→ **PROBLEM TO WORK ON**
Pull out from the material below all lines with "text".

→ **Records from a data source**
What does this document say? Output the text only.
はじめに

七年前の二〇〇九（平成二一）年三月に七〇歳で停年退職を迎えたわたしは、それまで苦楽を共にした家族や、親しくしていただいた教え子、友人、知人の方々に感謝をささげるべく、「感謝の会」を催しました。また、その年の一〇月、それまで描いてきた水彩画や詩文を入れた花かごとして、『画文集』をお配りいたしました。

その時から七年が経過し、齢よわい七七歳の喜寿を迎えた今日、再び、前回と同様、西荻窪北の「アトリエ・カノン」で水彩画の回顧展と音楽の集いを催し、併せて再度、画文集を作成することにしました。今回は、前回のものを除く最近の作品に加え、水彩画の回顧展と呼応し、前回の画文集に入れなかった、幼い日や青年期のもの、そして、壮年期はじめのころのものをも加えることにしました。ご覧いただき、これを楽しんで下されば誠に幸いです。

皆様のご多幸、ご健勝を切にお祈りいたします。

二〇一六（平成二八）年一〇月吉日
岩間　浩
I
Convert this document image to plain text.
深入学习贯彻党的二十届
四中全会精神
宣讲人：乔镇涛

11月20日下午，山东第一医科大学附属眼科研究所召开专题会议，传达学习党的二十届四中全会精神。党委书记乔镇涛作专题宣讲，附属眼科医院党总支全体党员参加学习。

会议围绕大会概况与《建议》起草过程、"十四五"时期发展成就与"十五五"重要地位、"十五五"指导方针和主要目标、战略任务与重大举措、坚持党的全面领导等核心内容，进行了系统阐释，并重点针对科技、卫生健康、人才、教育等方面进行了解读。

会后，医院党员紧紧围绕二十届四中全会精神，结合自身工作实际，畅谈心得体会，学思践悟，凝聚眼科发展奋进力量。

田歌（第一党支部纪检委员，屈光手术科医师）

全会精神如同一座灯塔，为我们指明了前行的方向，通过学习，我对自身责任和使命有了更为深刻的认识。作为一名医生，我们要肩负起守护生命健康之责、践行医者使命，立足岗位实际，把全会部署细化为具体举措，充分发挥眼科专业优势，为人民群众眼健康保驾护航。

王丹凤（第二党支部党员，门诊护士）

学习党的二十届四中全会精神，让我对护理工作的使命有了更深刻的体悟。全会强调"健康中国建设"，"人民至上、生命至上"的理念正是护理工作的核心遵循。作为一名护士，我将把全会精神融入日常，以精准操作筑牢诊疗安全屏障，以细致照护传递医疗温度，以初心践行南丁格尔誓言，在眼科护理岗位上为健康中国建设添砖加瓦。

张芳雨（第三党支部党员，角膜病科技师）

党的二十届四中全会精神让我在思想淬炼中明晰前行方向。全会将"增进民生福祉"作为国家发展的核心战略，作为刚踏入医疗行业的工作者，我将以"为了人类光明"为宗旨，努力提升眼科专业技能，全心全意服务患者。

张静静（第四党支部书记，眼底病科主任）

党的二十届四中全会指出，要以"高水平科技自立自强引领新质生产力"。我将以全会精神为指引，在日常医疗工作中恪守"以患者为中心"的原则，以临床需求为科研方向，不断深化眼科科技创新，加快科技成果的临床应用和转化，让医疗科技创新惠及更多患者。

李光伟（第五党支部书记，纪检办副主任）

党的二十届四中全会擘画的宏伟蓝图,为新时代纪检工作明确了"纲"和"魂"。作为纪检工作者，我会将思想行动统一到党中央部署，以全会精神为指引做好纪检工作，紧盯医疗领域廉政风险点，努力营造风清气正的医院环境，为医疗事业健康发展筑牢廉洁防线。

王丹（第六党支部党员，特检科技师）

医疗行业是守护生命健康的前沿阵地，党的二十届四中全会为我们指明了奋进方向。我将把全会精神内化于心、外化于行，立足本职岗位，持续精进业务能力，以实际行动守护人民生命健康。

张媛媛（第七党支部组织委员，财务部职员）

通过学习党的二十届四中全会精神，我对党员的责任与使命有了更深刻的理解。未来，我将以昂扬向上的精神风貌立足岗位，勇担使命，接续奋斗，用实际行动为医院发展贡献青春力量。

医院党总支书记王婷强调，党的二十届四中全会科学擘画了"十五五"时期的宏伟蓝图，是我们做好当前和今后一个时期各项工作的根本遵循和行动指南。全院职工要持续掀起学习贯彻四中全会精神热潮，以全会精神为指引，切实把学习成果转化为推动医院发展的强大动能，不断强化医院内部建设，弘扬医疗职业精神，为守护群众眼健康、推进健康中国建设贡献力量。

→ **SOLUTION FOR THIS PROBLEM**
What does this document say? Output the text only.
Convert this document image to plain text.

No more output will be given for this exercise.